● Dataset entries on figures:
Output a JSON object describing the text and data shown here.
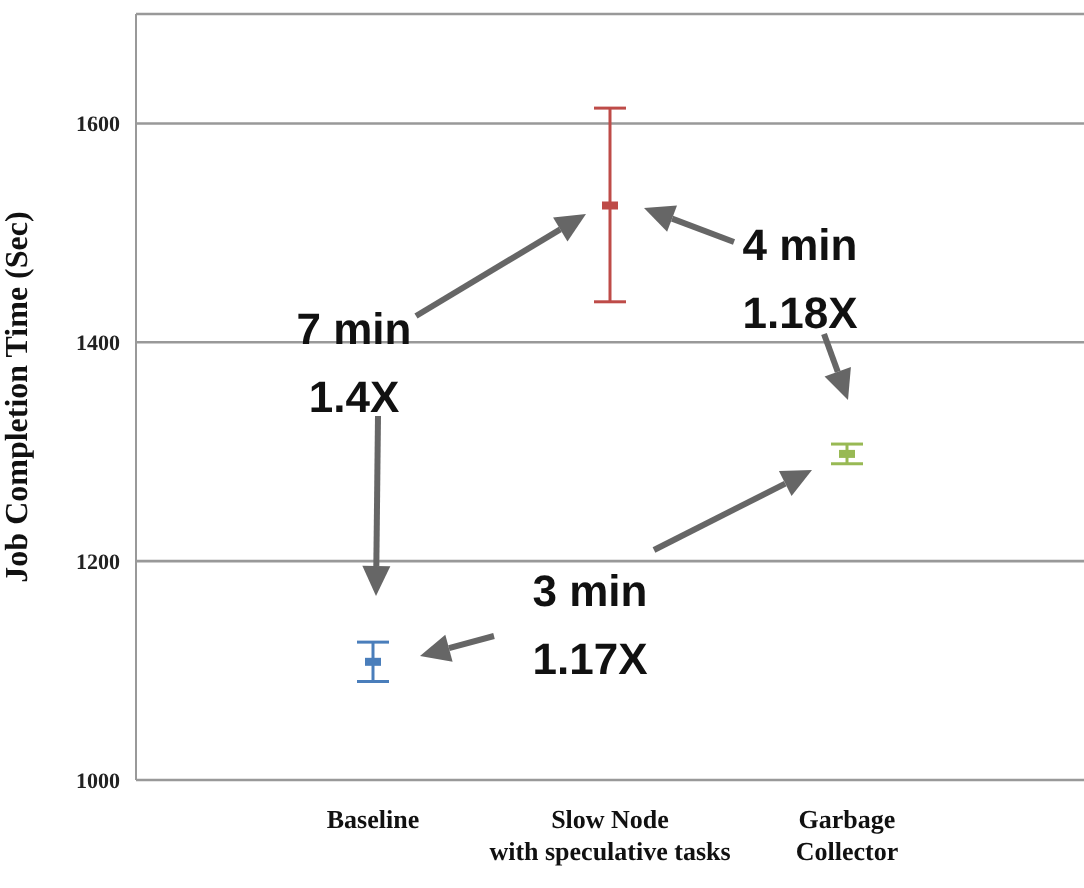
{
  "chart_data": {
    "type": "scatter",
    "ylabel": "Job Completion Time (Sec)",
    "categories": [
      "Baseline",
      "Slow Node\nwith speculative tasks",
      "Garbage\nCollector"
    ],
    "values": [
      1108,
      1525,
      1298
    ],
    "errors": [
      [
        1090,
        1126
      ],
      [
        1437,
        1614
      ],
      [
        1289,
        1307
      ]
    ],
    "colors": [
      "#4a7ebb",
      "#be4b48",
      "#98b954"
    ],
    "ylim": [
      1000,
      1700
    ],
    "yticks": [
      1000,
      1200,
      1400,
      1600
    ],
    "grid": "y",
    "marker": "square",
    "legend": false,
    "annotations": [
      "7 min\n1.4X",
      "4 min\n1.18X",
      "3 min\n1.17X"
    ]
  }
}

● Task:
Reproduce each entry precisely. Leave the pictures out.

● Solution for this exercise:
Output a JSON object describing the text and data shown here.
{
  "chart_data": {
    "type": "scatter",
    "ylabel": "Job Completion Time (Sec)",
    "categories": [
      "Baseline",
      "Slow Node\nwith speculative tasks",
      "Garbage\nCollector"
    ],
    "values": [
      1108,
      1525,
      1298
    ],
    "errors": [
      [
        1090,
        1126
      ],
      [
        1437,
        1614
      ],
      [
        1289,
        1307
      ]
    ],
    "colors": [
      "#4a7ebb",
      "#be4b48",
      "#98b954"
    ],
    "ylim": [
      1000,
      1700
    ],
    "yticks": [
      1000,
      1200,
      1400,
      1600
    ],
    "grid": "y",
    "marker": "square",
    "legend": false,
    "annotations": [
      "7 min\n1.4X",
      "4 min\n1.18X",
      "3 min\n1.17X"
    ]
  }
}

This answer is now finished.